Stored entries:
■ ■ ■ ■ ■ ■ ■
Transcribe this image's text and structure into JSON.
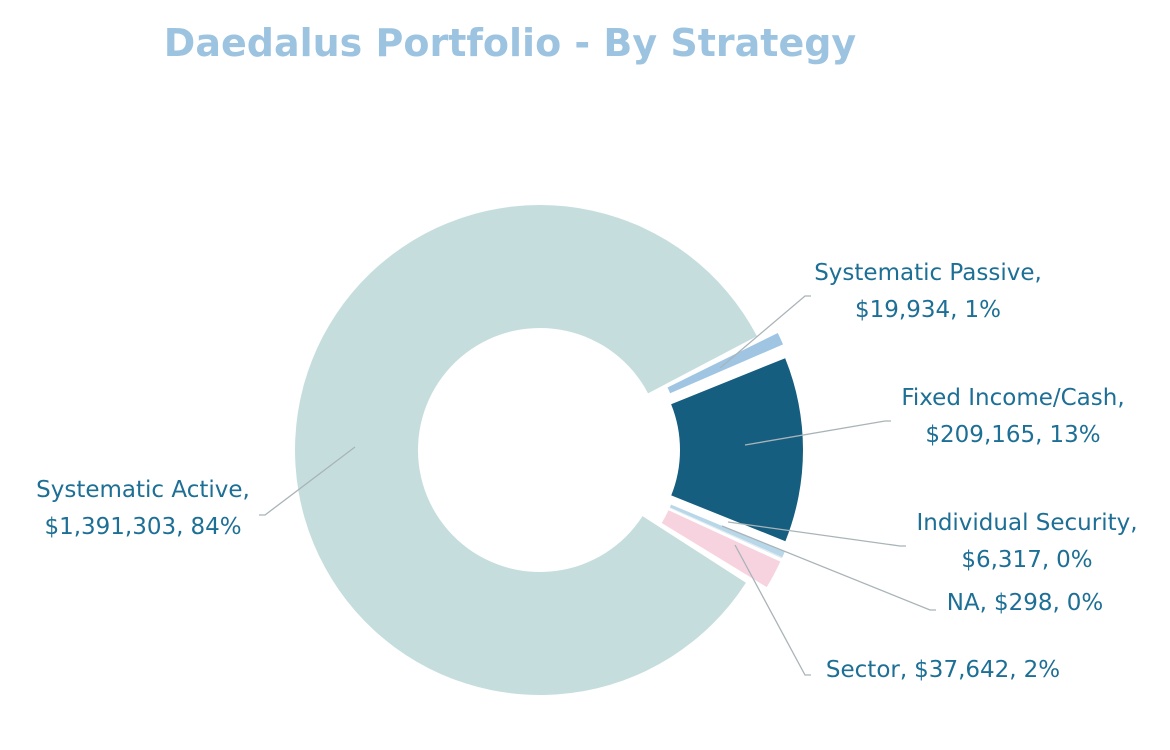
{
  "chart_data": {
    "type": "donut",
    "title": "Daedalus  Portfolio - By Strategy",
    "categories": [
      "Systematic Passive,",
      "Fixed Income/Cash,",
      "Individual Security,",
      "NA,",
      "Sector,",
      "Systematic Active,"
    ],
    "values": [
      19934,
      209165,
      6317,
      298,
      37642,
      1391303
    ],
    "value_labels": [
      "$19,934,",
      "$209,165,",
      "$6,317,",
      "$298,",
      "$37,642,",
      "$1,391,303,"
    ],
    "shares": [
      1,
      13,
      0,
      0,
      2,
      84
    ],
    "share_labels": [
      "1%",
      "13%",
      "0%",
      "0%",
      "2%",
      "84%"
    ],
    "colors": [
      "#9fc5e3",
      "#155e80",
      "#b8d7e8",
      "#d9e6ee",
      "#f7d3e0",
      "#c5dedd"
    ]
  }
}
■ ■ ■ ■ ■ ■ ■
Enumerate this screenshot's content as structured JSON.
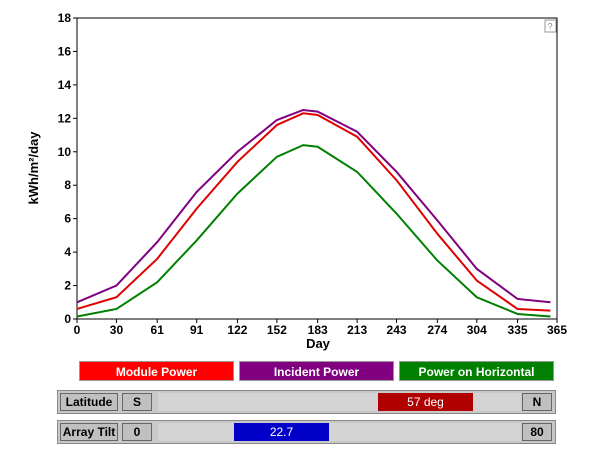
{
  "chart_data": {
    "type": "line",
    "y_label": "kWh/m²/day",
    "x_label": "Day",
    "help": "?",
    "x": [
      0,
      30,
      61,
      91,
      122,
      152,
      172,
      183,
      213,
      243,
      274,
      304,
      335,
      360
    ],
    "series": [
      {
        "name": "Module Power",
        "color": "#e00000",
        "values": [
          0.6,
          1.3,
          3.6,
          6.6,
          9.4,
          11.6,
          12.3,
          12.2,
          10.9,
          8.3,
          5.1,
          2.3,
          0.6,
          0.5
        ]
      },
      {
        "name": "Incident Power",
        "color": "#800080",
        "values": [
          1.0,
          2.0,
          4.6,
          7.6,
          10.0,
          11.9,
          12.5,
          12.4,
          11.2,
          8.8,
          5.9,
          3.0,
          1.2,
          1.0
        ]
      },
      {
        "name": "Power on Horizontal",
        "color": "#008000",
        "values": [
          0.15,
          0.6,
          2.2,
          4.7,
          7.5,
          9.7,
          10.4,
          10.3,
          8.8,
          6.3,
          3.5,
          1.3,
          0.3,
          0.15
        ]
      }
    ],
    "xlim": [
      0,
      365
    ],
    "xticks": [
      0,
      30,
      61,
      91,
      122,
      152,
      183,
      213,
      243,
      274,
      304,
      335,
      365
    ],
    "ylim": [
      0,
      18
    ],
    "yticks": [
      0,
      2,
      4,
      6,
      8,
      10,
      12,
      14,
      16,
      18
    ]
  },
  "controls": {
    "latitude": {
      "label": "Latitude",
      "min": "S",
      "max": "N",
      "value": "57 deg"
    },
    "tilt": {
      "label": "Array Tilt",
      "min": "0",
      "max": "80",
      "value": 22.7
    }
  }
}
■ ■ ■ ■ ■ ■ ■
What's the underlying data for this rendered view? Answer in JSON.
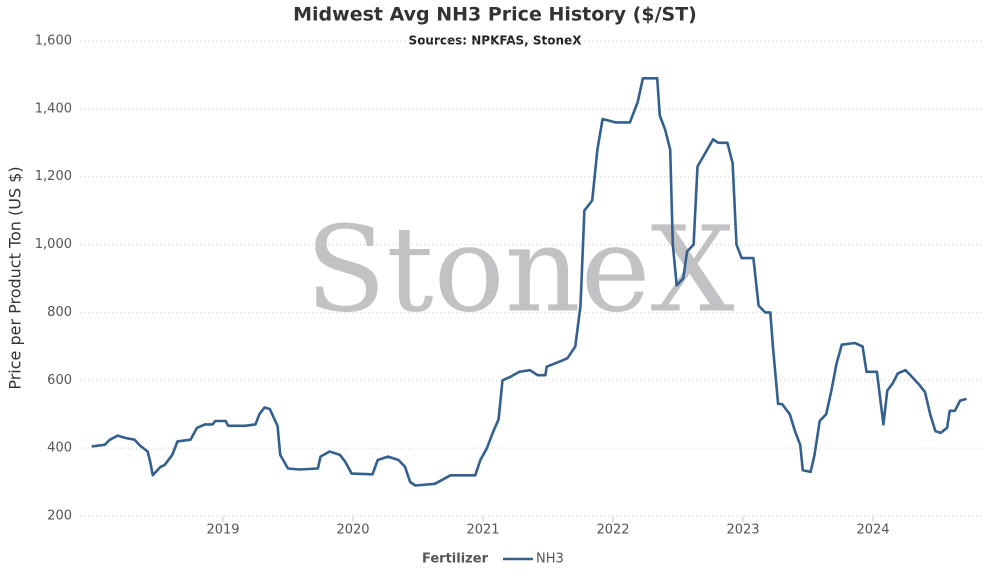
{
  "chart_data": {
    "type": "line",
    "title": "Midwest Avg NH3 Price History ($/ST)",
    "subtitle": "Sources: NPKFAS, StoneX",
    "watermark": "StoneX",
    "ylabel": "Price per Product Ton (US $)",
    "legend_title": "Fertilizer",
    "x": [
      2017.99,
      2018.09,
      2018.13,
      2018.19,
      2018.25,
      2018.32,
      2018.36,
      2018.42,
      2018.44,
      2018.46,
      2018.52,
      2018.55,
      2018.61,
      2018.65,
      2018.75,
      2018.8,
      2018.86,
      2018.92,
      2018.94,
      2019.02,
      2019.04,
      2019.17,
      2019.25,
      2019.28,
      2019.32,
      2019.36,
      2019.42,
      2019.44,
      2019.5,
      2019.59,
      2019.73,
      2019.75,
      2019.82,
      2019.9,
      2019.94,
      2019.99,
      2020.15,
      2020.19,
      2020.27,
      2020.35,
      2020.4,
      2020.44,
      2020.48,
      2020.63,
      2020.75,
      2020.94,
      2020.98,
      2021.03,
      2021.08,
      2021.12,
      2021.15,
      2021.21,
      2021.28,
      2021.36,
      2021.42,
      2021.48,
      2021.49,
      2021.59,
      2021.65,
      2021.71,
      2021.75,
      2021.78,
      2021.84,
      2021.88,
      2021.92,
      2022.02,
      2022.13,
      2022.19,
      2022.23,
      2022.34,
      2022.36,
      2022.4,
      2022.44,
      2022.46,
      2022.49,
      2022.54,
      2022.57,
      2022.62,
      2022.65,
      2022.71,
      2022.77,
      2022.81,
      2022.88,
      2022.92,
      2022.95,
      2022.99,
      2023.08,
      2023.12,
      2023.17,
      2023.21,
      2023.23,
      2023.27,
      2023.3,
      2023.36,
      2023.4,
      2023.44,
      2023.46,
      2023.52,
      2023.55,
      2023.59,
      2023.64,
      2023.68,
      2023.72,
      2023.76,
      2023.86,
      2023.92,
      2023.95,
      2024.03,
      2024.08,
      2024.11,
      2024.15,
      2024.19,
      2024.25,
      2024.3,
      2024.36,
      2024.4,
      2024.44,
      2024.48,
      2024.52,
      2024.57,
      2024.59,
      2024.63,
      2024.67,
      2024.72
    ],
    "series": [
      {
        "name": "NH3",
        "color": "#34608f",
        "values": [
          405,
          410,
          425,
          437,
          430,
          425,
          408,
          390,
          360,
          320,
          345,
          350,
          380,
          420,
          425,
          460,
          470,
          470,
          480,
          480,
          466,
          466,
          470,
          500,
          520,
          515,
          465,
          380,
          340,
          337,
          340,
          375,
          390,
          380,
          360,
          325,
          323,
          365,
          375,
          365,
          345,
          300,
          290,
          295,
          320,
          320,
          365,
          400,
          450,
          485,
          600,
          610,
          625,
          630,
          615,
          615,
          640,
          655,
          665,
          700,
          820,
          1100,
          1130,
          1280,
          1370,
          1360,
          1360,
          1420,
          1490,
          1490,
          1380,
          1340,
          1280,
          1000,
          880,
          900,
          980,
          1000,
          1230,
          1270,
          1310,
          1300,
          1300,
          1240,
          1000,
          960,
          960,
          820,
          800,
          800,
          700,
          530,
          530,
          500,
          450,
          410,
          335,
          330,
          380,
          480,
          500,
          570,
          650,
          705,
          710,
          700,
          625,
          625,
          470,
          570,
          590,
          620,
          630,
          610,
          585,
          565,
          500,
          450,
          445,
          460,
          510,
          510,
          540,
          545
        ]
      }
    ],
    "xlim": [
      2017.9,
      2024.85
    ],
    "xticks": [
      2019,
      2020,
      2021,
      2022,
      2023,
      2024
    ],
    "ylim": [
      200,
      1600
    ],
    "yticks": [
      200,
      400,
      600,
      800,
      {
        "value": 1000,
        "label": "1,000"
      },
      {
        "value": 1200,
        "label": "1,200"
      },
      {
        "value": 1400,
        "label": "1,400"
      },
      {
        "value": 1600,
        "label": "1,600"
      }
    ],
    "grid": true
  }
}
■ ■ ■ ■ ■ ■ ■
[WORK INSTRUCTIONS]: Read the entries and show each line that mentions "StoneX".

[EXERCISE SOLUTION]:
    "subtitle": "Sources: NPKFAS, StoneX",
    "watermark": "StoneX",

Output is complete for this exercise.